Data records:
(begin)

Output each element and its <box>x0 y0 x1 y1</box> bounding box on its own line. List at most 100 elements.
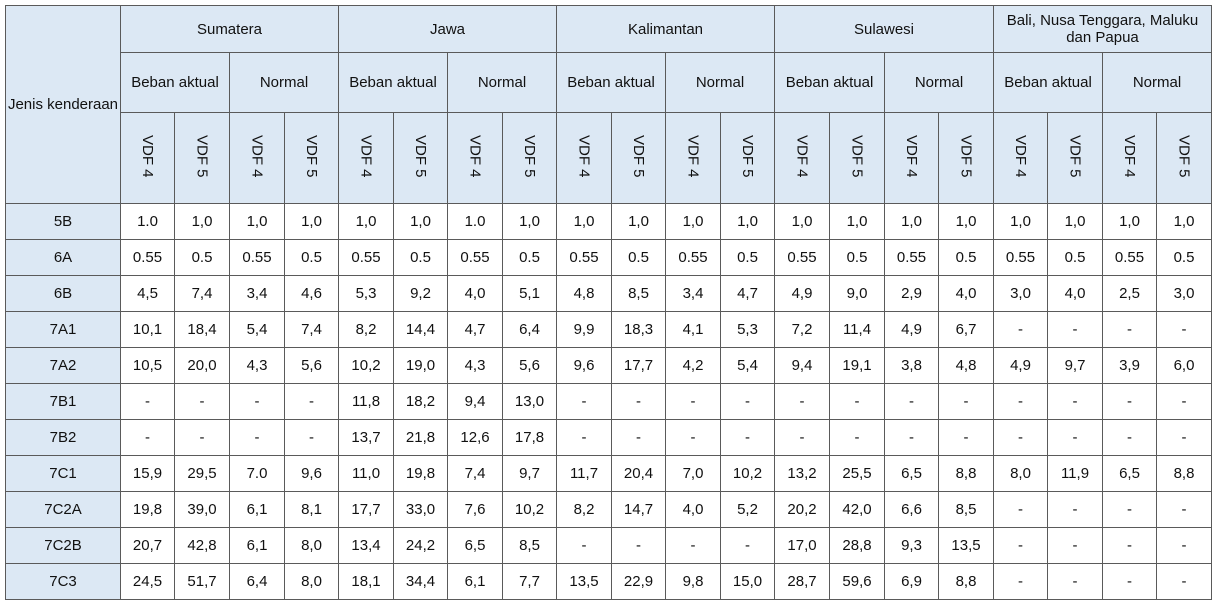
value-cell: 0.5 <box>829 239 885 276</box>
vehicle-type-cell: 7C2B <box>5 527 121 564</box>
table-row: 7C3 24,5 51,7 6,4 8,0 18,1 34,4 6,1 7,7 13,5 22,9 9… <box>5 563 1212 600</box>
value-cell: 1,0 <box>774 203 830 240</box>
value-cell: - <box>1102 527 1157 564</box>
value-cell: - <box>284 419 339 456</box>
value-cell: 59,6 <box>829 563 885 600</box>
value-cell: - <box>1047 383 1103 420</box>
value-cell: 19,0 <box>393 347 448 384</box>
vehicle-type-cell: 7A1 <box>5 311 121 348</box>
value-cell: - <box>174 419 230 456</box>
value-cell: 10,2 <box>720 455 775 492</box>
value-cell: 17,8 <box>502 419 557 456</box>
vehicle-type-cell: 6B <box>5 275 121 312</box>
vdf-header: VDF 4 <box>774 112 830 204</box>
value-cell: 4,8 <box>556 275 612 312</box>
value-cell: 6,7 <box>938 311 994 348</box>
table-header: Jenis kenderaan Sumatera Jawa Kalimantan Su… <box>5 5 1212 204</box>
table-row: 7A2 10,5 20,0 4,3 5,6 10,2 19,0 4,3 5,6 9,6 17,7 4,… <box>5 347 1212 384</box>
value-cell: 6,9 <box>884 563 939 600</box>
value-cell: 4,9 <box>774 275 830 312</box>
value-cell: 7,2 <box>774 311 830 348</box>
value-cell: - <box>665 527 721 564</box>
vdf-label: VDF 5 <box>848 134 866 178</box>
value-cell: 7,4 <box>447 455 503 492</box>
table-row: 7C1 15,9 29,5 7.0 9,6 11,0 19,8 7,4 9,7 11,7 20,4 7… <box>5 455 1212 492</box>
vehicle-type-cell: 5B <box>5 203 121 240</box>
value-cell: 5,4 <box>229 311 285 348</box>
value-cell: 0.55 <box>338 239 394 276</box>
value-cell: 9,2 <box>393 275 448 312</box>
value-cell: 6,5 <box>884 455 939 492</box>
value-cell: 5,1 <box>502 275 557 312</box>
value-cell: - <box>229 419 285 456</box>
value-cell: - <box>829 383 885 420</box>
value-cell: 15,9 <box>120 455 175 492</box>
value-cell: 13,2 <box>774 455 830 492</box>
value-cell: 11,0 <box>338 455 394 492</box>
vdf-header: VDF 5 <box>938 112 994 204</box>
vdf-header: VDF 4 <box>1102 112 1157 204</box>
value-cell: 4,0 <box>1047 275 1103 312</box>
vdf-label: VDF 4 <box>684 134 702 178</box>
value-cell: 4,9 <box>993 347 1048 384</box>
value-cell: 3,0 <box>993 275 1048 312</box>
vehicle-type-cell: 7C1 <box>5 455 121 492</box>
table-row: 7C2B 20,7 42,8 6,1 8,0 13,4 24,2 6,5 8,5- - - -17,0… <box>5 527 1212 564</box>
vdf-label: VDF 4 <box>466 134 484 178</box>
value-cell: 24,5 <box>120 563 175 600</box>
value-cell: 0.55 <box>556 239 612 276</box>
value-cell: 51,7 <box>174 563 230 600</box>
value-cell: 8,8 <box>938 563 994 600</box>
value-cell: 5,6 <box>284 347 339 384</box>
load-type-header: Normal <box>665 52 775 113</box>
value-cell: 20,4 <box>611 455 666 492</box>
value-cell: 8,2 <box>556 491 612 528</box>
vdf-table: Jenis kenderaan Sumatera Jawa Kalimantan Su… <box>5 5 1212 600</box>
value-cell: 13,5 <box>938 527 994 564</box>
value-cell: 0.5 <box>174 239 230 276</box>
vdf-header: VDF 5 <box>174 112 230 204</box>
value-cell: - <box>993 311 1048 348</box>
value-cell: 4,3 <box>447 347 503 384</box>
value-cell: - <box>1156 311 1212 348</box>
region-header: Sulawesi <box>774 5 994 53</box>
value-cell: 0.55 <box>993 239 1048 276</box>
value-cell: - <box>1047 563 1103 600</box>
value-cell: 1,0 <box>1047 203 1103 240</box>
vehicle-type-cell: 7A2 <box>5 347 121 384</box>
value-cell: 4,6 <box>284 275 339 312</box>
vehicle-type-cell: 7C2A <box>5 491 121 528</box>
load-type-header: Beban aktual <box>774 52 885 113</box>
value-cell: 21,8 <box>393 419 448 456</box>
value-cell: - <box>993 419 1048 456</box>
vehicle-type-header: Jenis kenderaan <box>5 5 121 204</box>
vdf-label: VDF 4 <box>357 134 375 178</box>
value-cell: - <box>611 383 666 420</box>
vehicle-type-cell: 7B2 <box>5 419 121 456</box>
value-cell: 1,0 <box>993 203 1048 240</box>
vdf-header: VDF 5 <box>393 112 448 204</box>
value-cell: 3,8 <box>884 347 939 384</box>
value-cell: 42,0 <box>829 491 885 528</box>
table-row: 7B1- - - -11,8 18,2 9,4 13,0- - - - - - - - - - - - <box>5 383 1212 420</box>
value-cell: - <box>829 419 885 456</box>
value-cell: - <box>993 491 1048 528</box>
value-cell: 9,7 <box>1047 347 1103 384</box>
value-cell: 13,5 <box>556 563 612 600</box>
load-type-header: Normal <box>447 52 557 113</box>
value-cell: - <box>1156 527 1212 564</box>
value-cell: 42,8 <box>174 527 230 564</box>
value-cell: 0.5 <box>938 239 994 276</box>
value-cell: 1,0 <box>938 203 994 240</box>
value-cell: 10,5 <box>120 347 175 384</box>
value-cell: 8,5 <box>938 491 994 528</box>
region-header: Sumatera <box>120 5 339 53</box>
value-cell: 34,4 <box>393 563 448 600</box>
value-cell: 5,3 <box>338 275 394 312</box>
value-cell: 28,8 <box>829 527 885 564</box>
value-cell: 10,2 <box>502 491 557 528</box>
table-row: 7A1 10,1 18,4 5,4 7,4 8,2 14,4 4,7 6,4 9,9 18,3 4,1… <box>5 311 1212 348</box>
value-cell: 19,1 <box>829 347 885 384</box>
value-cell: 6,1 <box>447 563 503 600</box>
value-cell: 14,4 <box>393 311 448 348</box>
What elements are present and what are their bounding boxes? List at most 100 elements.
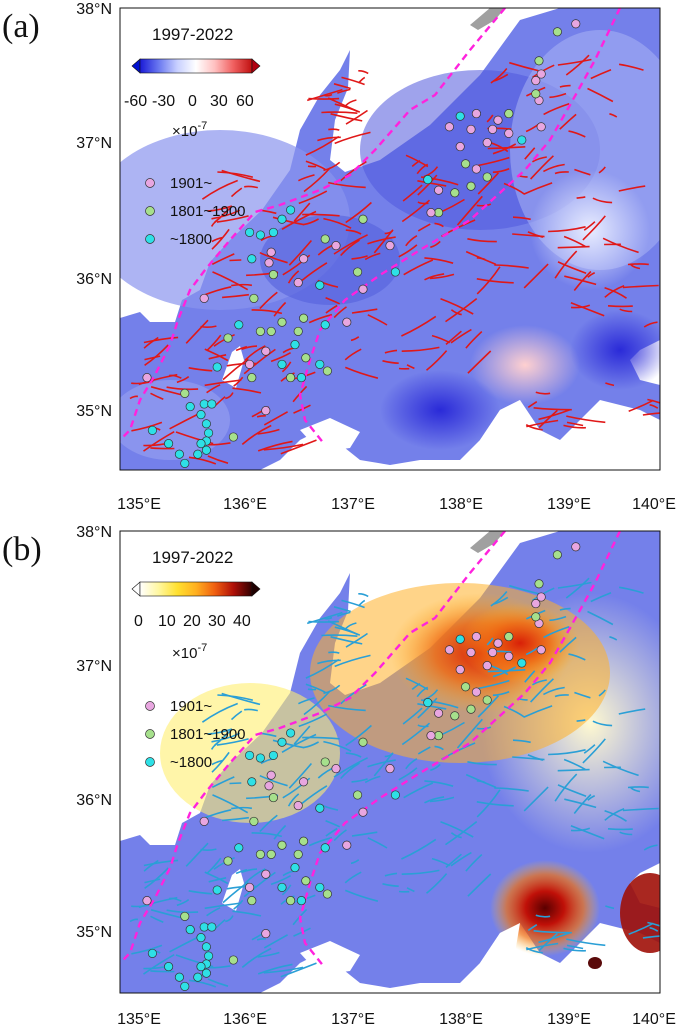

(end)

— EXERCISE DETAILS —
Rename "value-cell" to "data-cell" throughout all the items and keep everything else the same. Leave the pictures out of your answer.

— SOLUTION —
Output each element and its <box>x0 y0 x1 y1</box> bounding box on its own line. List at most 100 elements.
data-cell: 0.5 <box>829 239 885 276</box>
vehicle-type-cell: 7C2B <box>5 527 121 564</box>
table-row: 7C3 24,5 51,7 6,4 8,0 18,1 34,4 6,1 7,7 13,5 22,9 9… <box>5 563 1212 600</box>
data-cell: 1,0 <box>774 203 830 240</box>
data-cell: - <box>1102 527 1157 564</box>
data-cell: - <box>284 419 339 456</box>
data-cell: 59,6 <box>829 563 885 600</box>
data-cell: - <box>1047 383 1103 420</box>
data-cell: 19,0 <box>393 347 448 384</box>
vehicle-type-cell: 7A1 <box>5 311 121 348</box>
data-cell: - <box>174 419 230 456</box>
data-cell: 10,2 <box>720 455 775 492</box>
data-cell: 17,8 <box>502 419 557 456</box>
vehicle-type-cell: 6B <box>5 275 121 312</box>
vdf-header: VDF 4 <box>774 112 830 204</box>
data-cell: 4,8 <box>556 275 612 312</box>
data-cell: 6,7 <box>938 311 994 348</box>
table-header: Jenis kenderaan Sumatera Jawa Kalimantan Su… <box>5 5 1212 204</box>
table-row: 7A2 10,5 20,0 4,3 5,6 10,2 19,0 4,3 5,6 9,6 17,7 4,… <box>5 347 1212 384</box>
data-cell: 6,9 <box>884 563 939 600</box>
data-cell: 4,9 <box>774 275 830 312</box>
data-cell: 7,2 <box>774 311 830 348</box>
data-cell: - <box>665 527 721 564</box>
vdf-label: VDF 5 <box>848 134 866 178</box>
data-cell: 7,4 <box>447 455 503 492</box>
table-row: 7C1 15,9 29,5 7.0 9,6 11,0 19,8 7,4 9,7 11,7 20,4 7… <box>5 455 1212 492</box>
vehicle-type-cell: 5B <box>5 203 121 240</box>
data-cell: 5,4 <box>229 311 285 348</box>
data-cell: 0.55 <box>338 239 394 276</box>
data-cell: 9,2 <box>393 275 448 312</box>
data-cell: 6,5 <box>884 455 939 492</box>
data-cell: 5,1 <box>502 275 557 312</box>
data-cell: - <box>229 419 285 456</box>
data-cell: - <box>829 383 885 420</box>
data-cell: 15,9 <box>120 455 175 492</box>
data-cell: 13,2 <box>774 455 830 492</box>
data-cell: 11,0 <box>338 455 394 492</box>
vdf-header: VDF 5 <box>938 112 994 204</box>
vdf-header: VDF 4 <box>1102 112 1157 204</box>
data-cell: 4,0 <box>1047 275 1103 312</box>
vdf-label: VDF 4 <box>684 134 702 178</box>
data-cell: 4,9 <box>993 347 1048 384</box>
data-cell: 3,0 <box>993 275 1048 312</box>
vehicle-type-cell: 7C1 <box>5 455 121 492</box>
table-row: 7C2B 20,7 42,8 6,1 8,0 13,4 24,2 6,5 8,5- - - -17,0… <box>5 527 1212 564</box>
vdf-label: VDF 4 <box>466 134 484 178</box>
data-cell: 24,5 <box>120 563 175 600</box>
data-cell: 0.55 <box>556 239 612 276</box>
data-cell: 51,7 <box>174 563 230 600</box>
data-cell: 8,8 <box>938 563 994 600</box>
data-cell: 5,6 <box>284 347 339 384</box>
load-type-header: Normal <box>665 52 775 113</box>
data-cell: 20,4 <box>611 455 666 492</box>
data-cell: 8,2 <box>556 491 612 528</box>
vdf-table: Jenis kenderaan Sumatera Jawa Kalimantan Su… <box>5 5 1212 600</box>
data-cell: 13,5 <box>938 527 994 564</box>
data-cell: 0.5 <box>174 239 230 276</box>
vdf-header: VDF 5 <box>174 112 230 204</box>
data-cell: - <box>993 311 1048 348</box>
data-cell: 4,3 <box>447 347 503 384</box>
data-cell: - <box>1156 311 1212 348</box>
region-header: Sulawesi <box>774 5 994 53</box>
data-cell: 0.55 <box>993 239 1048 276</box>
data-cell: - <box>1047 563 1103 600</box>
data-cell: 1,0 <box>1047 203 1103 240</box>
vehicle-type-cell: 7A2 <box>5 347 121 384</box>
data-cell: 4,6 <box>284 275 339 312</box>
vehicle-type-cell: 7C2A <box>5 491 121 528</box>
load-type-header: Beban aktual <box>774 52 885 113</box>
data-cell: 21,8 <box>393 419 448 456</box>
data-cell: - <box>993 419 1048 456</box>
vehicle-type-header: Jenis kenderaan <box>5 5 121 204</box>
vdf-label: VDF 4 <box>357 134 375 178</box>
data-cell: - <box>611 383 666 420</box>
vehicle-type-cell: 7B2 <box>5 419 121 456</box>
data-cell: 1,0 <box>993 203 1048 240</box>
vdf-header: VDF 5 <box>393 112 448 204</box>
data-cell: 3,8 <box>884 347 939 384</box>
data-cell: 42,0 <box>829 491 885 528</box>
table-row: 7B1- - - -11,8 18,2 9,4 13,0- - - - - - - - - - - - <box>5 383 1212 420</box>
data-cell: - <box>829 419 885 456</box>
data-cell: - <box>993 491 1048 528</box>
data-cell: 9,7 <box>1047 347 1103 384</box>
data-cell: 13,5 <box>556 563 612 600</box>
load-type-header: Normal <box>447 52 557 113</box>
data-cell: - <box>1156 527 1212 564</box>
data-cell: 42,8 <box>174 527 230 564</box>
data-cell: 0.5 <box>938 239 994 276</box>
data-cell: 1,0 <box>938 203 994 240</box>
data-cell: 10,5 <box>120 347 175 384</box>
data-cell: 8,5 <box>938 491 994 528</box>
region-header: Sumatera <box>120 5 339 53</box>
data-cell: 34,4 <box>393 563 448 600</box>
data-cell: 5,3 <box>338 275 394 312</box>
data-cell: 28,8 <box>829 527 885 564</box>
data-cell: 10,2 <box>502 491 557 528</box>
table-row: 7A1 10,1 18,4 5,4 7,4 8,2 14,4 4,7 6,4 9,9 18,3 4,1… <box>5 311 1212 348</box>
data-cell: 19,1 <box>829 347 885 384</box>
data-cell: 6,1 <box>447 563 503 600</box>
data-cell: 14,4 <box>393 311 448 348</box>
What elements are present and what are their bounding boxes? List at most 100 elements.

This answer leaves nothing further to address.